■ TASK REQUIREMENTS:
Leaving out the pictures, retype all the material exactly.

■ STORED DATA:

========================================================================

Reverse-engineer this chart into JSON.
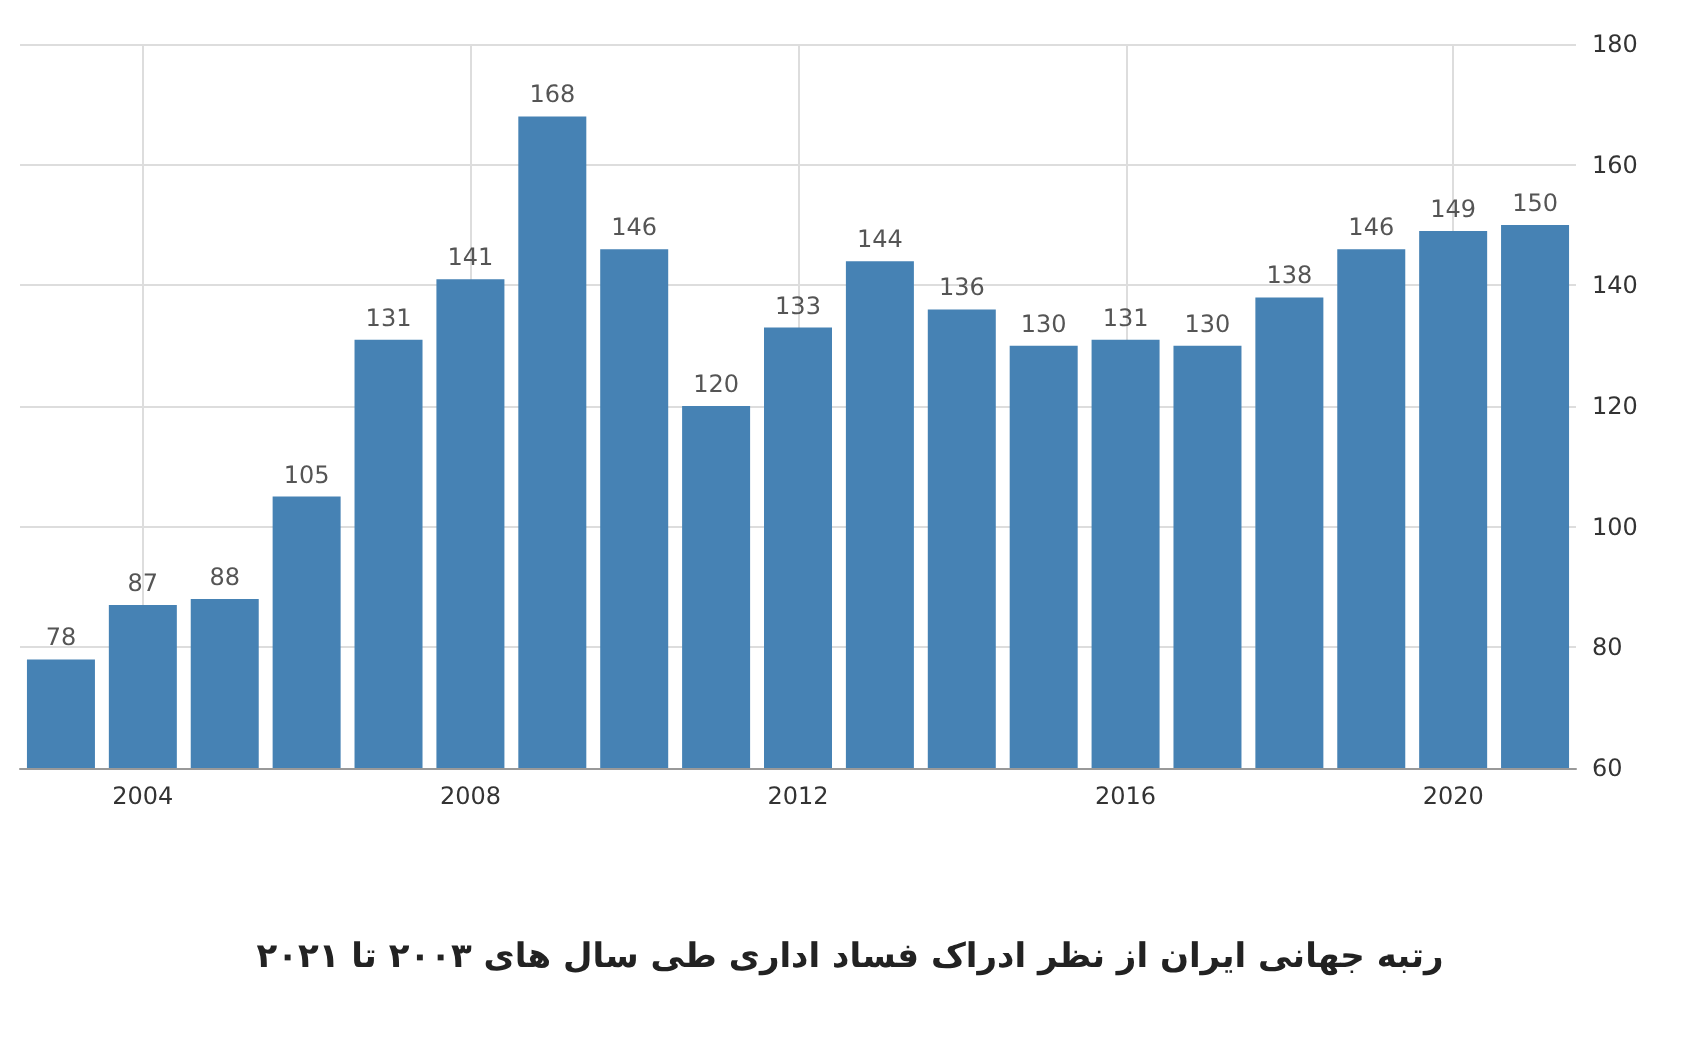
{
  "chart_data": {
    "type": "bar",
    "title": "رتبه جهانی ایران از نظر ادراک فساد اداری طی سال های ۲۰۰۳ تا ۲۰۲۱",
    "x": [
      2003,
      2004,
      2005,
      2006,
      2007,
      2008,
      2009,
      2010,
      2011,
      2012,
      2013,
      2014,
      2015,
      2016,
      2017,
      2018,
      2019,
      2020,
      2021
    ],
    "values": [
      78,
      87,
      88,
      105,
      131,
      141,
      168,
      146,
      120,
      133,
      144,
      136,
      130,
      131,
      130,
      138,
      146,
      149,
      150
    ],
    "color": "#4682b4",
    "xlim": [
      2002.5,
      2021.5
    ],
    "xticks": [
      2004,
      2008,
      2012,
      2016,
      2020
    ],
    "ylim": [
      60,
      180
    ],
    "yticks": [
      60,
      80,
      100,
      120,
      140,
      160,
      180
    ],
    "grid": true,
    "data_labels": true
  }
}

========================================================================

■ EXERCISE ANSWER:
Reverse-engineer this chart into JSON.
{
  "chart_data": {
    "type": "bar",
    "title": "رتبه جهانی ایران از نظر ادراک فساد اداری طی سال های ۲۰۰۳ تا ۲۰۲۱",
    "x": [
      2003,
      2004,
      2005,
      2006,
      2007,
      2008,
      2009,
      2010,
      2011,
      2012,
      2013,
      2014,
      2015,
      2016,
      2017,
      2018,
      2019,
      2020,
      2021
    ],
    "values": [
      78,
      87,
      88,
      105,
      131,
      141,
      168,
      146,
      120,
      133,
      144,
      136,
      130,
      131,
      130,
      138,
      146,
      149,
      150
    ],
    "color": "#4682b4",
    "xlim": [
      2002.5,
      2021.5
    ],
    "xticks": [
      2004,
      2008,
      2012,
      2016,
      2020
    ],
    "ylim": [
      60,
      180
    ],
    "yticks": [
      60,
      80,
      100,
      120,
      140,
      160,
      180
    ],
    "grid": true,
    "data_labels": true
  }
}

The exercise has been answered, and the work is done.